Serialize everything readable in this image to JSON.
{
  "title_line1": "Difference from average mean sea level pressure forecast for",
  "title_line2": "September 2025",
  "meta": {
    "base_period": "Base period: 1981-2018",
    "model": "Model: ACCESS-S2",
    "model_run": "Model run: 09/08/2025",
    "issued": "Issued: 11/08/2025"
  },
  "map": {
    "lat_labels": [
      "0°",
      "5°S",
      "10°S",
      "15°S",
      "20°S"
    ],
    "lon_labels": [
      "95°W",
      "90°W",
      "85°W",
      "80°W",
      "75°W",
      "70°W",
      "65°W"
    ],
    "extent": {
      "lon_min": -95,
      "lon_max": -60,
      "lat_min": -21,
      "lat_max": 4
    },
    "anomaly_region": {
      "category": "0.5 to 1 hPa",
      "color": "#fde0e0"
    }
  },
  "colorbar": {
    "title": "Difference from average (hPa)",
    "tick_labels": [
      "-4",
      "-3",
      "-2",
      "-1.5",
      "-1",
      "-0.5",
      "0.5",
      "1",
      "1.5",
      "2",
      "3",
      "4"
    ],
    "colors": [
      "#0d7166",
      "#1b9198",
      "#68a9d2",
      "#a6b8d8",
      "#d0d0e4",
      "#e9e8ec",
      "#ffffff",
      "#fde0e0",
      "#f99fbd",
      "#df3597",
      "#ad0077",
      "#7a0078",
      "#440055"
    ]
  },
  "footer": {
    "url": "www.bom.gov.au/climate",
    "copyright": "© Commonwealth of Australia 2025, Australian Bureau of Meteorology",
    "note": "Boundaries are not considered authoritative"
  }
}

## [Your instructions]
Return each entry from the material above exactly as it appears.

## [Output for this exercise]
Serialize everything readable in this image to JSON.
{
  "title_line1": "Difference from average mean sea level pressure forecast for",
  "title_line2": "September 2025",
  "meta": {
    "base_period": "Base period: 1981-2018",
    "model": "Model: ACCESS-S2",
    "model_run": "Model run: 09/08/2025",
    "issued": "Issued: 11/08/2025"
  },
  "map": {
    "lat_labels": [
      "0°",
      "5°S",
      "10°S",
      "15°S",
      "20°S"
    ],
    "lon_labels": [
      "95°W",
      "90°W",
      "85°W",
      "80°W",
      "75°W",
      "70°W",
      "65°W"
    ],
    "extent": {
      "lon_min": -95,
      "lon_max": -60,
      "lat_min": -21,
      "lat_max": 4
    },
    "anomaly_region": {
      "category": "0.5 to 1 hPa",
      "color": "#fde0e0"
    }
  },
  "colorbar": {
    "title": "Difference from average (hPa)",
    "tick_labels": [
      "-4",
      "-3",
      "-2",
      "-1.5",
      "-1",
      "-0.5",
      "0.5",
      "1",
      "1.5",
      "2",
      "3",
      "4"
    ],
    "colors": [
      "#0d7166",
      "#1b9198",
      "#68a9d2",
      "#a6b8d8",
      "#d0d0e4",
      "#e9e8ec",
      "#ffffff",
      "#fde0e0",
      "#f99fbd",
      "#df3597",
      "#ad0077",
      "#7a0078",
      "#440055"
    ]
  },
  "footer": {
    "url": "www.bom.gov.au/climate",
    "copyright": "© Commonwealth of Australia 2025, Australian Bureau of Meteorology",
    "note": "Boundaries are not considered authoritative"
  }
}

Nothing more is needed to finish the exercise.